■ DIRECTIONS FOR THIS TASK
Each record below is to be reproduced without any change.
[Start of DATASET ROWS]
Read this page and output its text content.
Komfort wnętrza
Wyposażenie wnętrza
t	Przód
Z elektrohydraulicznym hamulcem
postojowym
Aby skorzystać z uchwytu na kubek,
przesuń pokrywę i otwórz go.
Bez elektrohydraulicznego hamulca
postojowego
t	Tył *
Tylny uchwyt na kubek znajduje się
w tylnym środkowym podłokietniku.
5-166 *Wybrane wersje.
[End of DATASET ROWS]
■ EXERCISE RESPONSE
Read this page and output its text content.
Komfort wnętrza
Wyposażenie wnętrza
t	Przód
Z elektrohydraulicznym hamulcem
postojowym
Aby skorzystać z uchwytu na kubek,
przesuń pokrywę i otwórz go.
Bez elektrohydraulicznego hamulca
postojowego
t	Tył *
Tylny uchwyt na kubek znajduje się
w tylnym środkowym podłokietniku.
5-166 *Wybrane wersje.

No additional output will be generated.